# [Complete the following]
1. Name every organization or business mentioned in the passage on home Internet access below.
2. From the passage on home Internet access, reproduce the stretch from "Researchers from Rutgers" through "mobile data plan.".

# [Page]

◆ ◆ ◆ ◆ ◆

Can a kid succeed in school with only a mobile device for Internet access at home? Lorena Uribe doesn’t have to think about that one: “Absolutely not,” she says.
When her old computer broke down several years ago, she and her teenage daughter found themselves in a bind for about five months: homework to do and no computer or broadband access at home.
“I would take her to the mall and have her sit in Panera so she could use the Wi-Fi on her iPad from school,” Uribe says.
Now, the Internet connection at their home near San Diego is a cord in the wall, attached to a desktop that they bought through a discount program at school. Uribe says sometimes Web pages take a while to load and it can get annoying — but it works.
“You have Internet; you have a computer. What more do you really, really need?” she says.
Researchers from Rutgers University and the Joan Ganz Cooney Center at Sesame Workshop collected dozens of stories like Uribe’s for a new study – ‘Opportunity for all?’ – focused specifically on lower-income families with school-age children.
They surveyed nearly 1,200 parents with kids between 6 and 13 years old, whose income is below the national median for families with children. They found that even among the poorest households, 9 in 10 families do havesome access to the Internet, but in many cases that means dial-up or a mobile data plan.

◆ ◆ ◆ ◆ ◆

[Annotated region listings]
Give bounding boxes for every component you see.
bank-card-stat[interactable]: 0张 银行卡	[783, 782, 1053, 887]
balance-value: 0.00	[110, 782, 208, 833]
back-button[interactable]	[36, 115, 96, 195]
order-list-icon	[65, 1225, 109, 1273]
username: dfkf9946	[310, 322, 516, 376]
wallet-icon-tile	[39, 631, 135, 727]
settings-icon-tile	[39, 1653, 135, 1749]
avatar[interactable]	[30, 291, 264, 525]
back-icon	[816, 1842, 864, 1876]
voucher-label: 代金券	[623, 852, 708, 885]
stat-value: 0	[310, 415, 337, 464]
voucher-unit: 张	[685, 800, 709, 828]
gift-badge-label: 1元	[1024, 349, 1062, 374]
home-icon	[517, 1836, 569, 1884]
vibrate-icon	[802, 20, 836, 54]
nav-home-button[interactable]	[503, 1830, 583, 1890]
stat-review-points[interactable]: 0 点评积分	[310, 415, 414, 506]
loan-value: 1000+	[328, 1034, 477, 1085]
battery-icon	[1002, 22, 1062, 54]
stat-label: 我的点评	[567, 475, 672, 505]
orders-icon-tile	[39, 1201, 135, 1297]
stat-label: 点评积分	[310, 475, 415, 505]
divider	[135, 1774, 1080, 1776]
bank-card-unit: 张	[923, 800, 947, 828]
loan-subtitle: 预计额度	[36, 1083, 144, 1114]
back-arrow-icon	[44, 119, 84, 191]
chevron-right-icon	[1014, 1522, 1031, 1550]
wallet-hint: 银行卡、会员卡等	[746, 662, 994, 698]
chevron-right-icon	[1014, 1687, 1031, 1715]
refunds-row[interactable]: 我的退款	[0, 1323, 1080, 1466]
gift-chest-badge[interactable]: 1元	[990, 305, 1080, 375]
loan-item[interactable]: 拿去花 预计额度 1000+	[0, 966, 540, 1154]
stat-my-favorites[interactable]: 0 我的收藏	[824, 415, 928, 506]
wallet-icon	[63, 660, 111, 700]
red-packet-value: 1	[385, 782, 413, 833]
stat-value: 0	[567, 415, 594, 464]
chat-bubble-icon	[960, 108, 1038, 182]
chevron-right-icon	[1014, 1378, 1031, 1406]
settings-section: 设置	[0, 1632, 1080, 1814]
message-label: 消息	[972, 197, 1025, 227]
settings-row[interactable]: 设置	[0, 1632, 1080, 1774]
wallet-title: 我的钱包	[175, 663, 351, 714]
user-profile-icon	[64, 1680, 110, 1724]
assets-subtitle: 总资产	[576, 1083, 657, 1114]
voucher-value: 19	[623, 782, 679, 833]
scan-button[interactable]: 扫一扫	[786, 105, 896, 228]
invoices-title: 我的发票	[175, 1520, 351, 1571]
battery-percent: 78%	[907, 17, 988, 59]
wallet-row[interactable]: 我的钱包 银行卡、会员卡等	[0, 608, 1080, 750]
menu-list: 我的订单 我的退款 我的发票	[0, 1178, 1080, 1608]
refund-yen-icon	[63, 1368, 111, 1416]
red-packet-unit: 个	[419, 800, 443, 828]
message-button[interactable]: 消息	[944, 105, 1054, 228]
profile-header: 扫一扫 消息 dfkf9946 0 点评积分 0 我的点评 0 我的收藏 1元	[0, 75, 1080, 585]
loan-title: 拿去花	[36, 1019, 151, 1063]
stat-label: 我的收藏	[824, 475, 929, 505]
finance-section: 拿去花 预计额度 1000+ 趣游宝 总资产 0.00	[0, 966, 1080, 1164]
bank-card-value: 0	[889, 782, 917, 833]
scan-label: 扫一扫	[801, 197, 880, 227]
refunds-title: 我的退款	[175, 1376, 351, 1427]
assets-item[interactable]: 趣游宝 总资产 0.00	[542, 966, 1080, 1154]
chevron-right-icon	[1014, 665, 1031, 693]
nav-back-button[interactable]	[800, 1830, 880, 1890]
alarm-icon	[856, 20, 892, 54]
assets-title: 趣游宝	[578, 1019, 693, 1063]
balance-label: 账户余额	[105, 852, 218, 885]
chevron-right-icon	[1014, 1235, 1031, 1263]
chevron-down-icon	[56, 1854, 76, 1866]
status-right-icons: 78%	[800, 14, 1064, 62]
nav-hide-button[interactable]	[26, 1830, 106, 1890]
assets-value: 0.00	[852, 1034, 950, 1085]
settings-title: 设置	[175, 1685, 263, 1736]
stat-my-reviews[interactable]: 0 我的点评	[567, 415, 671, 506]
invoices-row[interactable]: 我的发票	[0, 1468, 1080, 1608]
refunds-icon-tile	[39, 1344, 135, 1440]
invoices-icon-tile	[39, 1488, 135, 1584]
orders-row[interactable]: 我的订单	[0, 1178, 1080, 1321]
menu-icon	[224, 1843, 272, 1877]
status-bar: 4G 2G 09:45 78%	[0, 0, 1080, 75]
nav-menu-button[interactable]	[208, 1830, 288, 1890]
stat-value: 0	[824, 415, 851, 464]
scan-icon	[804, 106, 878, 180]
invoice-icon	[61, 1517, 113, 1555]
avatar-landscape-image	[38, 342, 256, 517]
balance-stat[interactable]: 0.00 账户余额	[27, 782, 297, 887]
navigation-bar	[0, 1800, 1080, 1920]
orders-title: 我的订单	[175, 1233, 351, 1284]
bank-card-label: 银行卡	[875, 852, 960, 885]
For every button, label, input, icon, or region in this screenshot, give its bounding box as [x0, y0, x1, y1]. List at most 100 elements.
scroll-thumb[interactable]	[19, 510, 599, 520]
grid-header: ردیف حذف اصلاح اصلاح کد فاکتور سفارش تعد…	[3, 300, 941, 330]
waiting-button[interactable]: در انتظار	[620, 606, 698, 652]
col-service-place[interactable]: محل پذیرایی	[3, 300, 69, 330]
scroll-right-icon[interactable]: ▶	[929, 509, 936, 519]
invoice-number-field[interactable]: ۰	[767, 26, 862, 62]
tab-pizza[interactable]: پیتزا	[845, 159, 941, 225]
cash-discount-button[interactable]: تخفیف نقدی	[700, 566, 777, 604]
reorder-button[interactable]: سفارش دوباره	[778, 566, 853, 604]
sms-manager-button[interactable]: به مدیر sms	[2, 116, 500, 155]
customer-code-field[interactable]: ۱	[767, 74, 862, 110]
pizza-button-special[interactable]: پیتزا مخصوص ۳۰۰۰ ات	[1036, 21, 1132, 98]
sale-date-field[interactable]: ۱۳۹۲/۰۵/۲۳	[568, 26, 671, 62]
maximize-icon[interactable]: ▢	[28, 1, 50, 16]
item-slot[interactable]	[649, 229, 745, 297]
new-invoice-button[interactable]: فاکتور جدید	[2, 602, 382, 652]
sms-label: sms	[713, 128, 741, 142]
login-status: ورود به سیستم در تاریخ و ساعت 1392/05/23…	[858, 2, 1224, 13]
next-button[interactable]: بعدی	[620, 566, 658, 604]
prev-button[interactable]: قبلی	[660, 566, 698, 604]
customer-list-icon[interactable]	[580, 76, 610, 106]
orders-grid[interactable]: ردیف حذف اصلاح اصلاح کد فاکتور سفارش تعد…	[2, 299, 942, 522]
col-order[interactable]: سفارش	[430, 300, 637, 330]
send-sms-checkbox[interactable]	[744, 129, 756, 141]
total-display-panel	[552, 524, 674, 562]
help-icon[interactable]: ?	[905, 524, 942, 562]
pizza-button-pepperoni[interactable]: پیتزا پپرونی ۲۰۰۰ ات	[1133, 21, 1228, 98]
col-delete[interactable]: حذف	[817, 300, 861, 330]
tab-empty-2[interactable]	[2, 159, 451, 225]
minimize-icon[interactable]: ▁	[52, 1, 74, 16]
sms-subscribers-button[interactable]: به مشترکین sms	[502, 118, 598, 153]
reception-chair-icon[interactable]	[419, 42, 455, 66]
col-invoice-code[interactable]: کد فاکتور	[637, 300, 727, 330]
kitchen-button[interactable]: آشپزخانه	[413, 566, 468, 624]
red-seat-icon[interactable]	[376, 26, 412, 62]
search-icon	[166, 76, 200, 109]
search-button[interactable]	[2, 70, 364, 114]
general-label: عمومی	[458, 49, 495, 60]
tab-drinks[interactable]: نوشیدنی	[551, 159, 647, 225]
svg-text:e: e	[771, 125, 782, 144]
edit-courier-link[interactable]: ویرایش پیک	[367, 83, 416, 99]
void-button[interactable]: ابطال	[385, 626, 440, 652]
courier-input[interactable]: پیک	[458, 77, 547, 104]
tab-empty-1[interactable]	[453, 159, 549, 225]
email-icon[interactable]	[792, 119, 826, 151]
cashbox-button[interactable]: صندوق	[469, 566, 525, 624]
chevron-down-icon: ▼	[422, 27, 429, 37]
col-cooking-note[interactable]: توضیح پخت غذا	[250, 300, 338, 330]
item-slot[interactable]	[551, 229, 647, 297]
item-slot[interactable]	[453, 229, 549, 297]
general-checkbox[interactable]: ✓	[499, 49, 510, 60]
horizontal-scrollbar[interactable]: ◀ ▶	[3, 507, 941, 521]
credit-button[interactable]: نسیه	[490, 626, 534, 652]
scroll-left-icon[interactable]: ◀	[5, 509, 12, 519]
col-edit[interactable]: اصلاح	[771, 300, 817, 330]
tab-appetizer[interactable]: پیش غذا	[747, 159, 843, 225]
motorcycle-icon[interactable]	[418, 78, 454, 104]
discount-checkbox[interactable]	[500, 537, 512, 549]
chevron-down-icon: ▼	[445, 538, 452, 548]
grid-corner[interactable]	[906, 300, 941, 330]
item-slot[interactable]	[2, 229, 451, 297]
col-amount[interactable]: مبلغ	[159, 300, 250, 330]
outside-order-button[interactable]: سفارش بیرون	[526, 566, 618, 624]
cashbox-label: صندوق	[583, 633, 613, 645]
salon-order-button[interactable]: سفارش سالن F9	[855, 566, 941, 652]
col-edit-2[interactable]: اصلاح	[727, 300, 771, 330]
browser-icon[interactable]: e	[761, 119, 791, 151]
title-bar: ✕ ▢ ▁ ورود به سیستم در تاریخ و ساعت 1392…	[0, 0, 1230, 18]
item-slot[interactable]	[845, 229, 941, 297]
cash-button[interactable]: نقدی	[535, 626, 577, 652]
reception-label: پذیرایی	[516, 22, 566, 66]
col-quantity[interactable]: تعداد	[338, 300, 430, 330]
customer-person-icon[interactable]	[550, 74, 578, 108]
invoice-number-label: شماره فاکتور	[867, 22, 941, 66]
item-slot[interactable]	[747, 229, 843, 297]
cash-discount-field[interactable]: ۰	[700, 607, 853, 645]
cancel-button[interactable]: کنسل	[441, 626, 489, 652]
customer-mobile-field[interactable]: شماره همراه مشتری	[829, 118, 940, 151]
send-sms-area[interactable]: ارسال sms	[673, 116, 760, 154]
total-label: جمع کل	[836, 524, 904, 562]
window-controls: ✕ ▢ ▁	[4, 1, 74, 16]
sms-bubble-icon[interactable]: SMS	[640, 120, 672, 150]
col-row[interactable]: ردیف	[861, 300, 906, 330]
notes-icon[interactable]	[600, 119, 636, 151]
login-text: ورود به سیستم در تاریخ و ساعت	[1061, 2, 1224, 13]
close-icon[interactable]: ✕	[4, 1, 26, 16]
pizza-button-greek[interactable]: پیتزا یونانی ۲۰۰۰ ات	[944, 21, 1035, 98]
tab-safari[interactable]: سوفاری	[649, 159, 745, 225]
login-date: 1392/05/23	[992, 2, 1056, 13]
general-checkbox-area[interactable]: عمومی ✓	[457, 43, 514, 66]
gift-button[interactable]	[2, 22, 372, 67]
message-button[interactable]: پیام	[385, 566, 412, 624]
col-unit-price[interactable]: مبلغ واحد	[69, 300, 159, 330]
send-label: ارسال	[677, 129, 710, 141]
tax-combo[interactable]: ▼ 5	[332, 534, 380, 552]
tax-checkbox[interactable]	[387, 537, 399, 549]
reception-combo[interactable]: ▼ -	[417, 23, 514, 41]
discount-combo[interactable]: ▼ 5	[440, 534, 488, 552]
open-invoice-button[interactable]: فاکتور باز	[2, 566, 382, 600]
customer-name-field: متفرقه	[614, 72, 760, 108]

◆ ◆ ◆ ◆ ◆

# [Solutions]
1. Panera, Rutgers University, the Joan Ganz Cooney Center, Sesame Workshop

2.
Researchers from Rutgers University and the Joan Ganz Cooney Center at Sesame Workshop collected dozens of stories like Uribe’s for a new study – ‘Opportunity for all?’ – focused specifically on lower-income families with school-age children.
They surveyed nearly 1,200 parents with kids between 6 and 13 years old, whose income is below the national median for families with children. They found that even among the poorest households, 9 in 10 families do havesome access to the Internet, but in many cases that means dial-up or a mobile data plan.